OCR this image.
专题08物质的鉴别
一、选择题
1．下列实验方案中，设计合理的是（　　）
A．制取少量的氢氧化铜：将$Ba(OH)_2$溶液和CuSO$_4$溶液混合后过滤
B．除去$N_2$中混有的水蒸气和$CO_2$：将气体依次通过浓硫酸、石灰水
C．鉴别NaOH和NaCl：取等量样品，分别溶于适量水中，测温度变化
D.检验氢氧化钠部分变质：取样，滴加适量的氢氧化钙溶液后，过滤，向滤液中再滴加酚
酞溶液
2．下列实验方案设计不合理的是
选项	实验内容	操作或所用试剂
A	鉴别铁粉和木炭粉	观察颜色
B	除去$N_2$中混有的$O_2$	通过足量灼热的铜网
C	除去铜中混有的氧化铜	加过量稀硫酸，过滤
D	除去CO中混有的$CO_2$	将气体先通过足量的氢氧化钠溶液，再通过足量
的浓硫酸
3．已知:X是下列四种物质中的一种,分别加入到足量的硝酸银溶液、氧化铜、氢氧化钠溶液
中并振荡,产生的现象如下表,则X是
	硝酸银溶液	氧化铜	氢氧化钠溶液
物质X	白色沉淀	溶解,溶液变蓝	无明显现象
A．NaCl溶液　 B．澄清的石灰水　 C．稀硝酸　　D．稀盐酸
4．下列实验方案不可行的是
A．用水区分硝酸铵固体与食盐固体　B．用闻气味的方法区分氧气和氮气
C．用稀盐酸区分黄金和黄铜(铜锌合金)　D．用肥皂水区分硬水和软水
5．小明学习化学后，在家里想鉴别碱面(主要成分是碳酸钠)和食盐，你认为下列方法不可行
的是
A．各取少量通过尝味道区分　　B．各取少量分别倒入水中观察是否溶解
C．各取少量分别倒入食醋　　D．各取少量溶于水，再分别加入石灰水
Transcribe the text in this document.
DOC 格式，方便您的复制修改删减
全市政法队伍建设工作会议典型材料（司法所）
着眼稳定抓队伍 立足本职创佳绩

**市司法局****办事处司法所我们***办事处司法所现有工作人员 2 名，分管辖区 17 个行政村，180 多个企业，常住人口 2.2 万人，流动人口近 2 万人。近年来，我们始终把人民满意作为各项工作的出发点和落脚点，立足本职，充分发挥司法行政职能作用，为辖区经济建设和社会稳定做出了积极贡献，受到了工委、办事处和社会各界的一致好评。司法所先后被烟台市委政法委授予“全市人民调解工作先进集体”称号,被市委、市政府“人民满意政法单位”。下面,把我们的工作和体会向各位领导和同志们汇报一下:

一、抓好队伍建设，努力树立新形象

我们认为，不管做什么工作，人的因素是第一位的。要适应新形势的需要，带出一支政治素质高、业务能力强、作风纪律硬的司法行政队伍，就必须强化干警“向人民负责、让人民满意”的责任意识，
──────
* What the task asks *
All of the lines above must be returned exactly.

* Task response *
OCR this image.
专题08物质的鉴别
一、选择题
1．下列实验方案中，设计合理的是（　　）
A．制取少量的氢氧化铜：将$Ba(OH)_2$溶液和CuSO$_4$溶液混合后过滤
B．除去$N_2$中混有的水蒸气和$CO_2$：将气体依次通过浓硫酸、石灰水
C．鉴别NaOH和NaCl：取等量样品，分别溶于适量水中，测温度变化
D.检验氢氧化钠部分变质：取样，滴加适量的氢氧化钙溶液后，过滤，向滤液中再滴加酚
酞溶液
2．下列实验方案设计不合理的是
选项	实验内容	操作或所用试剂
A	鉴别铁粉和木炭粉	观察颜色
B	除去$N_2$中混有的$O_2$	通过足量灼热的铜网
C	除去铜中混有的氧化铜	加过量稀硫酸，过滤
D	除去CO中混有的$CO_2$	将气体先通过足量的氢氧化钠溶液，再通过足量
的浓硫酸
3．已知:X是下列四种物质中的一种,分别加入到足量的硝酸银溶液、氧化铜、氢氧化钠溶液
中并振荡,产生的现象如下表,则X是
	硝酸银溶液	氧化铜	氢氧化钠溶液
物质X	白色沉淀	溶解,溶液变蓝	无明显现象
A．NaCl溶液　 B．澄清的石灰水　 C．稀硝酸　　D．稀盐酸
4．下列实验方案不可行的是
A．用水区分硝酸铵固体与食盐固体　B．用闻气味的方法区分氧气和氮气
C．用稀盐酸区分黄金和黄铜(铜锌合金)　D．用肥皂水区分硬水和软水
5．小明学习化学后，在家里想鉴别碱面(主要成分是碳酸钠)和食盐，你认为下列方法不可行
的是
A．各取少量通过尝味道区分　　B．各取少量分别倒入水中观察是否溶解
C．各取少量分别倒入食醋　　D．各取少量溶于水，再分别加入石灰水
Transcribe the text in this document.
DOC 格式，方便您的复制修改删减
全市政法队伍建设工作会议典型材料（司法所）
着眼稳定抓队伍 立足本职创佳绩

**市司法局****办事处司法所我们***办事处司法所现有工作人员 2 名，分管辖区 17 个行政村，180 多个企业，常住人口 2.2 万人，流动人口近 2 万人。近年来，我们始终把人民满意作为各项工作的出发点和落脚点，立足本职，充分发挥司法行政职能作用，为辖区经济建设和社会稳定做出了积极贡献，受到了工委、办事处和社会各界的一致好评。司法所先后被烟台市委政法委授予“全市人民调解工作先进集体”称号,被市委、市政府“人民满意政法单位”。下面,把我们的工作和体会向各位领导和同志们汇报一下:

一、抓好队伍建设，努力树立新形象

我们认为，不管做什么工作，人的因素是第一位的。要适应新形势的需要，带出一支政治素质高、业务能力强、作风纪律硬的司法行政队伍，就必须强化干警“向人民负责、让人民满意”的责任意识，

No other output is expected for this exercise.